Collected data entries:
## begin
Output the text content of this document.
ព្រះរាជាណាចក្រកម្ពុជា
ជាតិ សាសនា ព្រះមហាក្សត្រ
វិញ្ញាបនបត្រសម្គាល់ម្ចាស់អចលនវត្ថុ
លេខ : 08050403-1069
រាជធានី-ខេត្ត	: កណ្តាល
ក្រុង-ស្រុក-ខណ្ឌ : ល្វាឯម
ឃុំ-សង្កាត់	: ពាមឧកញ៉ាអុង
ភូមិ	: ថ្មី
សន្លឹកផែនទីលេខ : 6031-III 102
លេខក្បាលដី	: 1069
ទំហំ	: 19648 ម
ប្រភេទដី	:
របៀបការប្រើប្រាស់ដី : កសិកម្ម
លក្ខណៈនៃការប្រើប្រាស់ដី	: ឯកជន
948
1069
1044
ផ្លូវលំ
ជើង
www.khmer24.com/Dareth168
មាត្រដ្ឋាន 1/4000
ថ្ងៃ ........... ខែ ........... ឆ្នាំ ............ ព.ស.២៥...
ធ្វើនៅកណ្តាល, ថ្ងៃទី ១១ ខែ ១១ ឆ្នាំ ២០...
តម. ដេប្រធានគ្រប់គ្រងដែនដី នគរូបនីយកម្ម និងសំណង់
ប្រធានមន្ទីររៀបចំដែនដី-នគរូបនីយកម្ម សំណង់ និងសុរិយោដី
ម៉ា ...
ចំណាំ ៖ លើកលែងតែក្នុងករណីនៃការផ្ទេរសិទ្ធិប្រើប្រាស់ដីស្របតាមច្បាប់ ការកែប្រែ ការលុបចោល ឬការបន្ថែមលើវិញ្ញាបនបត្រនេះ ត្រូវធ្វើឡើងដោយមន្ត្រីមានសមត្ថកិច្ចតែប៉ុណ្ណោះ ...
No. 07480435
## end
Copy the records above exactly.

**OUTPUT BELOW:**
Output the text content of this document.
ព្រះរាជាណាចក្រកម្ពុជា
ជាតិ សាសនា ព្រះមហាក្សត្រ
វិញ្ញាបនបត្រសម្គាល់ម្ចាស់អចលនវត្ថុ
លេខ : 08050403-1069
រាជធានី-ខេត្ត	: កណ្តាល
ក្រុង-ស្រុក-ខណ្ឌ : ល្វាឯម
ឃុំ-សង្កាត់	: ពាមឧកញ៉ាអុង
ភូមិ	: ថ្មី
សន្លឹកផែនទីលេខ : 6031-III 102
លេខក្បាលដី	: 1069
ទំហំ	: 19648 ម
ប្រភេទដី	:
របៀបការប្រើប្រាស់ដី : កសិកម្ម
លក្ខណៈនៃការប្រើប្រាស់ដី	: ឯកជន
948
1069
1044
ផ្លូវលំ
ជើង
www.khmer24.com/Dareth168
មាត្រដ្ឋាន 1/4000
ថ្ងៃ ........... ខែ ........... ឆ្នាំ ............ ព.ស.២៥...
ធ្វើនៅកណ្តាល, ថ្ងៃទី ១១ ខែ ១១ ឆ្នាំ ២០...
តម. ដេប្រធានគ្រប់គ្រងដែនដី នគរូបនីយកម្ម និងសំណង់
ប្រធានមន្ទីររៀបចំដែនដី-នគរូបនីយកម្ម សំណង់ និងសុរិយោដី
ម៉ា ...
ចំណាំ ៖ លើកលែងតែក្នុងករណីនៃការផ្ទេរសិទ្ធិប្រើប្រាស់ដីស្របតាមច្បាប់ ការកែប្រែ ការលុបចោល ឬការបន្ថែមលើវិញ្ញាបនបត្រនេះ ត្រូវធ្វើឡើងដោយមន្ត្រីមានសមត្ថកិច្ចតែប៉ុណ្ណោះ ...
No. 07480435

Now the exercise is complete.